[Data items]

• • • • • • •

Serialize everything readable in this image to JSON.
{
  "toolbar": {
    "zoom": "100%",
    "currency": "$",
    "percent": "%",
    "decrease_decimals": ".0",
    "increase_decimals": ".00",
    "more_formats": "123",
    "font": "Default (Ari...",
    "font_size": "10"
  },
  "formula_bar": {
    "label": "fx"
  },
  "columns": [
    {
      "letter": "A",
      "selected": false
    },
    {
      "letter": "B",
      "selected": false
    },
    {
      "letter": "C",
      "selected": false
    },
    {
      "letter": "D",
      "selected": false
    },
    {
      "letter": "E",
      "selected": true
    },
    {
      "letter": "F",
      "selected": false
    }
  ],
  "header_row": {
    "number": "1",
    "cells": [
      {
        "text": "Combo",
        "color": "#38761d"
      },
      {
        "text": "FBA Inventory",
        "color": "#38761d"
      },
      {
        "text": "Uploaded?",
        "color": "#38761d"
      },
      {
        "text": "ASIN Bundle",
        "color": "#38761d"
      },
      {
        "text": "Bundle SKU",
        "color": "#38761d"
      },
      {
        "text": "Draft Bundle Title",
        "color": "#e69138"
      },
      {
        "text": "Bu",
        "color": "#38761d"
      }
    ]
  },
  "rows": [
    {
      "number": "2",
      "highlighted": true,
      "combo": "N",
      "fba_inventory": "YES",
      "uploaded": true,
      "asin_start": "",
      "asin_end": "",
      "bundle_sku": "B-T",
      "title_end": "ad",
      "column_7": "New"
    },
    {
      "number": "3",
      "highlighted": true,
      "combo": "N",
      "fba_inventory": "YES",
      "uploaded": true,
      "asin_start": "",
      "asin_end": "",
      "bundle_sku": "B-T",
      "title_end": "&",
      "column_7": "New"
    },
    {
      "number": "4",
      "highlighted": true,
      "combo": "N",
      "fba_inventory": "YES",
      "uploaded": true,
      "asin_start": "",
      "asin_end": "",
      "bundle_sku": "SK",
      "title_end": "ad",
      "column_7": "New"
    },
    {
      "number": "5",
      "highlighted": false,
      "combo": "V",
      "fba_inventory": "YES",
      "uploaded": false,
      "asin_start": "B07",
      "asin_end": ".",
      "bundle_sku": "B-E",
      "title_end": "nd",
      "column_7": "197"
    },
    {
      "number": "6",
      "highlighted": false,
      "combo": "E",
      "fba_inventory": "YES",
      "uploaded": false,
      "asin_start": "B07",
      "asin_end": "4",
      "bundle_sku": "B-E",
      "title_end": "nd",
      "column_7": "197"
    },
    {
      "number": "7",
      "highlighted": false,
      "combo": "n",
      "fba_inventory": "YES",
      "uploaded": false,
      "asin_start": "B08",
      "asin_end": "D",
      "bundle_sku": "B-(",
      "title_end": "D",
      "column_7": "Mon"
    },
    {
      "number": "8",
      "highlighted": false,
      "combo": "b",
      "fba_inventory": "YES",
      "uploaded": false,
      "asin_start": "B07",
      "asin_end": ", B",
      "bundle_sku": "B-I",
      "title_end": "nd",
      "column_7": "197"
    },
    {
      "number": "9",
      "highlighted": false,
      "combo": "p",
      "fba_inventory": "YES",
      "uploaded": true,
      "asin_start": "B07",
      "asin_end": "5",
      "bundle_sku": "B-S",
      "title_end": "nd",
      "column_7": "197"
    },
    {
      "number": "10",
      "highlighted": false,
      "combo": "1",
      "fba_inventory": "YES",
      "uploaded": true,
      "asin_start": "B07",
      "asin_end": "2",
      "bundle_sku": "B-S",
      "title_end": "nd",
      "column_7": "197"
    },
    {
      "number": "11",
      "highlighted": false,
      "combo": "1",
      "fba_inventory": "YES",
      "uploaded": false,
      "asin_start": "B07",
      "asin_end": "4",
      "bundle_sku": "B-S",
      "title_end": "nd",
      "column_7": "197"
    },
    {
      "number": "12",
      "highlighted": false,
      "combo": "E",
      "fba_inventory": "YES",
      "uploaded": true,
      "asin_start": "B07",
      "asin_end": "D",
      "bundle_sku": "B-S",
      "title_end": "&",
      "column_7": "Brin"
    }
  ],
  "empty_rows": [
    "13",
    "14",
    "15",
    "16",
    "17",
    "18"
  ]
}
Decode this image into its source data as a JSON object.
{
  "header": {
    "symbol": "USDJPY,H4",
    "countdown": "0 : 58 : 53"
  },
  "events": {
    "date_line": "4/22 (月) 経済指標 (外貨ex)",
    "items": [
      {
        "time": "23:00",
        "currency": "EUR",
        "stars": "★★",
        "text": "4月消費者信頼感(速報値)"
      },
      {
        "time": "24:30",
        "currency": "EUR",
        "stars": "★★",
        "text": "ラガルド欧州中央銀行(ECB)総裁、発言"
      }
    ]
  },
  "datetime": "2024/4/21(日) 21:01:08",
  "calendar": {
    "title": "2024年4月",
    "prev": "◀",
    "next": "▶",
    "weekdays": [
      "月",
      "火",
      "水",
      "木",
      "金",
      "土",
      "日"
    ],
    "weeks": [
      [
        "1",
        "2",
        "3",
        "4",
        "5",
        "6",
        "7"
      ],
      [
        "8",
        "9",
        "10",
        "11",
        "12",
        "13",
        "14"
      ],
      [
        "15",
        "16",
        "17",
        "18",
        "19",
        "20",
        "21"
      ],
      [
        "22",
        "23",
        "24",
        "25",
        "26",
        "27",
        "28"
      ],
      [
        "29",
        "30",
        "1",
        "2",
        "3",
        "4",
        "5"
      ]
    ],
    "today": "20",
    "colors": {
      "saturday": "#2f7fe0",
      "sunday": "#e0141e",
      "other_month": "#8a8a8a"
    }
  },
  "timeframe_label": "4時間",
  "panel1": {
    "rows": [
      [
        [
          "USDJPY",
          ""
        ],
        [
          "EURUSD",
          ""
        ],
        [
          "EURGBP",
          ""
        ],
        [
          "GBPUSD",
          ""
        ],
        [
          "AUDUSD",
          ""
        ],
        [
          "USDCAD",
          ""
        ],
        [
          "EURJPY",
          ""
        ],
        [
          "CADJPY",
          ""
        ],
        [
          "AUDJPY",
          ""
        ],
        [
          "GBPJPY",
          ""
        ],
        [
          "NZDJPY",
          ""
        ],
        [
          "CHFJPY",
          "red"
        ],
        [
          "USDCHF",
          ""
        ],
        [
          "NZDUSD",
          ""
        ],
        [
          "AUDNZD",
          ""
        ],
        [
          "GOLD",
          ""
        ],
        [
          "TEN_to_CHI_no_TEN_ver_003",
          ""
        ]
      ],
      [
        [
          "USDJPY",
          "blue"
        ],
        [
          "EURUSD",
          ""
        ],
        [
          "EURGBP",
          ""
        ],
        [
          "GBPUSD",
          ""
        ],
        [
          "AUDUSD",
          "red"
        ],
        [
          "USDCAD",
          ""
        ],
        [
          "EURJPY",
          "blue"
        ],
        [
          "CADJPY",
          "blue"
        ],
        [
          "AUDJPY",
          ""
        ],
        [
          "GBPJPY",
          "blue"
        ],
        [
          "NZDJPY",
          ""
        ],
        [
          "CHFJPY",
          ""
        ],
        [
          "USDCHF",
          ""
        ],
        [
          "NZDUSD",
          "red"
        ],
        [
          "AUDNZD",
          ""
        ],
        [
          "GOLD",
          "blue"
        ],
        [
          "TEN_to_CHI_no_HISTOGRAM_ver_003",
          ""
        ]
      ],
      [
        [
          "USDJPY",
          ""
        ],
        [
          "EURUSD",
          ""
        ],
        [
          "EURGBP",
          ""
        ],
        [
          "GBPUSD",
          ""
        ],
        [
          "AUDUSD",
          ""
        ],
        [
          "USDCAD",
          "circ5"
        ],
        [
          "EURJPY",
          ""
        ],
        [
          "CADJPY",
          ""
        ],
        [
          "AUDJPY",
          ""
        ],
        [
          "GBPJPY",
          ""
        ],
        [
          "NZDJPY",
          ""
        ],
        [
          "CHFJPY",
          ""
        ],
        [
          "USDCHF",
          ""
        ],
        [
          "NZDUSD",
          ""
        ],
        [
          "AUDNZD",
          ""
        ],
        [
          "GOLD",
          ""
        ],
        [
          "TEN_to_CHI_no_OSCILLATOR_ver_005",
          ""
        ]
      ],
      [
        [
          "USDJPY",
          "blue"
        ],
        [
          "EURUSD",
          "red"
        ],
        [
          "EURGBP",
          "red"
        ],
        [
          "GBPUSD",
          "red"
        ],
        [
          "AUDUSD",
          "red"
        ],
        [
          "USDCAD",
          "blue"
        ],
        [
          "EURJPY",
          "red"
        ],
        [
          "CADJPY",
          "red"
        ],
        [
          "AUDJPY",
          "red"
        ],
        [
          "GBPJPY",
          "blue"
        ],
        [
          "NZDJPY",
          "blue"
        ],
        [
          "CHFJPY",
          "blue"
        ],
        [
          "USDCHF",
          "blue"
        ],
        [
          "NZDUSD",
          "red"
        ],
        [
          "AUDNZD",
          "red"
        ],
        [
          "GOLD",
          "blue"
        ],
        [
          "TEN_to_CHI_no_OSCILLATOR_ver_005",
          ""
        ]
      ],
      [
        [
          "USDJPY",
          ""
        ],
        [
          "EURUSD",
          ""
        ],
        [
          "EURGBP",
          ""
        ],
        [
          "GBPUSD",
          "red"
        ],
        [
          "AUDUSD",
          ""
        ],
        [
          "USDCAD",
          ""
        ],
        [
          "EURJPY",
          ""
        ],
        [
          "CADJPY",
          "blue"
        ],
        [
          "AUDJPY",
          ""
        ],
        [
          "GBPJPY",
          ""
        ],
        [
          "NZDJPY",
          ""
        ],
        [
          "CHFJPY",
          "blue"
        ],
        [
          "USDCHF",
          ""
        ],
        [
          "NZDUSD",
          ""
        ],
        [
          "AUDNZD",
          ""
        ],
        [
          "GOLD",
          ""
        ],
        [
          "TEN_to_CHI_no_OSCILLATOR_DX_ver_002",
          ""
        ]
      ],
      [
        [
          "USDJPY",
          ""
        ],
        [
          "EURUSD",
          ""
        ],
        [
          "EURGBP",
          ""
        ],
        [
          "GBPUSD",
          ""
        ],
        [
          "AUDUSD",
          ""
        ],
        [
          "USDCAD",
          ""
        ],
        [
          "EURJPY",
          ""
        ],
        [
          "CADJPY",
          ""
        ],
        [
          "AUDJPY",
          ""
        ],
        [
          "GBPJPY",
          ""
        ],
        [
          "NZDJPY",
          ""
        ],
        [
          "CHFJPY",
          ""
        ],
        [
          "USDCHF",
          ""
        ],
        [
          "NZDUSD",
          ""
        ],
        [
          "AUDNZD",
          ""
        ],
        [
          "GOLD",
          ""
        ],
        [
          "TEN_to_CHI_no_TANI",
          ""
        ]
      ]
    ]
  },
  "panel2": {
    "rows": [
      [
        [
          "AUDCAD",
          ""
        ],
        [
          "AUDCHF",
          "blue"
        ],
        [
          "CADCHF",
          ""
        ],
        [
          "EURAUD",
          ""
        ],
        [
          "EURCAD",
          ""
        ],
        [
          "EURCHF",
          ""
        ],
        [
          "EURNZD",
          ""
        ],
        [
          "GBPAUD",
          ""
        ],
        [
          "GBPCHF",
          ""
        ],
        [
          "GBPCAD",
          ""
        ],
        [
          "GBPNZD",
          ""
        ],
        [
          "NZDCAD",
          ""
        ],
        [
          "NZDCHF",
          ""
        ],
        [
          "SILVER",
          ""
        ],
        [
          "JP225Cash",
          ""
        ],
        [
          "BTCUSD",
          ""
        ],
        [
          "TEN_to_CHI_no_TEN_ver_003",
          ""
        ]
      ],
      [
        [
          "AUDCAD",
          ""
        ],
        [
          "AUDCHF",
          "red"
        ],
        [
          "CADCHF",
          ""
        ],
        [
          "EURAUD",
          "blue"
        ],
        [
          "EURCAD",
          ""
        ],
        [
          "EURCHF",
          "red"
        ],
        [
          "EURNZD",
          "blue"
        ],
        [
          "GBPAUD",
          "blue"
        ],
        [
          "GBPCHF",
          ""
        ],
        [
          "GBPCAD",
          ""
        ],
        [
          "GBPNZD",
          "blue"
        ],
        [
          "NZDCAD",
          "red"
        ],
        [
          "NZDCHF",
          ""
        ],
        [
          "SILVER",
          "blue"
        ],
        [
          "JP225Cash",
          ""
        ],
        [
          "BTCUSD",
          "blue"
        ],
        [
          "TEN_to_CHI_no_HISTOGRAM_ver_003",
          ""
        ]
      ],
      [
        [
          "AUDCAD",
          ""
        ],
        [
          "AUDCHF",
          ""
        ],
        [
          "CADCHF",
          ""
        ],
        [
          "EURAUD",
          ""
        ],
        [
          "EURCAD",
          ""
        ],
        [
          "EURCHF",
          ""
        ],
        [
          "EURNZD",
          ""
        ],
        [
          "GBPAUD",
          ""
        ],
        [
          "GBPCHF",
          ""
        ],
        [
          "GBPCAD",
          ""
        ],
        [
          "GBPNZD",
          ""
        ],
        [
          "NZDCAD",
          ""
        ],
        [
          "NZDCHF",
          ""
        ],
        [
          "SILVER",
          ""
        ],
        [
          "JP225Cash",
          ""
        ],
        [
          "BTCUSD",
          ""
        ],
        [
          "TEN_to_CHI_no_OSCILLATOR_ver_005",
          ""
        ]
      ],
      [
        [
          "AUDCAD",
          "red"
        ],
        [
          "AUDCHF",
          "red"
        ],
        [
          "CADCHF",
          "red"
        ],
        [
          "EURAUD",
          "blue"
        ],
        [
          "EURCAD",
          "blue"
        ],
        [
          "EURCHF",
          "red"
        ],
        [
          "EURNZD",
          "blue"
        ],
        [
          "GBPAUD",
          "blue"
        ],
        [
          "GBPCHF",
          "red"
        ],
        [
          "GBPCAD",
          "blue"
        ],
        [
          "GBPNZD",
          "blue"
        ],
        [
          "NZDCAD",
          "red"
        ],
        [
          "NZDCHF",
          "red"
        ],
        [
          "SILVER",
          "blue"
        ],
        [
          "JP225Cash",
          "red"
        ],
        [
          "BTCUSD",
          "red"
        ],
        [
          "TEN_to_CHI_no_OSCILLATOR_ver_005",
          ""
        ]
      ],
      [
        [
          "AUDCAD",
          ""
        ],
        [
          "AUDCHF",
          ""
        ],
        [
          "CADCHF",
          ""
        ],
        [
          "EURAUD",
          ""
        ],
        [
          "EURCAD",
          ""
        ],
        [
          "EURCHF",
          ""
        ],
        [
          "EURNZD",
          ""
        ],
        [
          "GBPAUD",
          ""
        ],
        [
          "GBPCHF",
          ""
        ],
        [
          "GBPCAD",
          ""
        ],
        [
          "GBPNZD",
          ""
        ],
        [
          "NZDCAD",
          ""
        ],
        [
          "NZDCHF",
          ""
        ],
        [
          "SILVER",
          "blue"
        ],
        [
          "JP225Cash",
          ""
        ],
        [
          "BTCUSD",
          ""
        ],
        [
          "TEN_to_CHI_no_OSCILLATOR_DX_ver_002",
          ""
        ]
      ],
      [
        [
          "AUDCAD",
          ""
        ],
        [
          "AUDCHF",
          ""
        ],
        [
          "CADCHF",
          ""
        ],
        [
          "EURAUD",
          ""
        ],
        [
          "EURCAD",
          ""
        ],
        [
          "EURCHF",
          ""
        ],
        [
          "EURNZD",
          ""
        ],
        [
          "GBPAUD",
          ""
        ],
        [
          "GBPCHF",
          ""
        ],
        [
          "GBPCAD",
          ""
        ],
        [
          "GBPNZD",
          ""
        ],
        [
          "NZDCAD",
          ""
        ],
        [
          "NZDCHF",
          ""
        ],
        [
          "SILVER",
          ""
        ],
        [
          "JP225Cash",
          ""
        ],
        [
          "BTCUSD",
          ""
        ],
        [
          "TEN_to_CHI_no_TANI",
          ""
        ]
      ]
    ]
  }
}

• • • • • • •

List all lines where "JSON" occurs.

Output of the exercise ::
Serialize everything readable in this image to JSON.
Decode this image into its source data as a JSON object.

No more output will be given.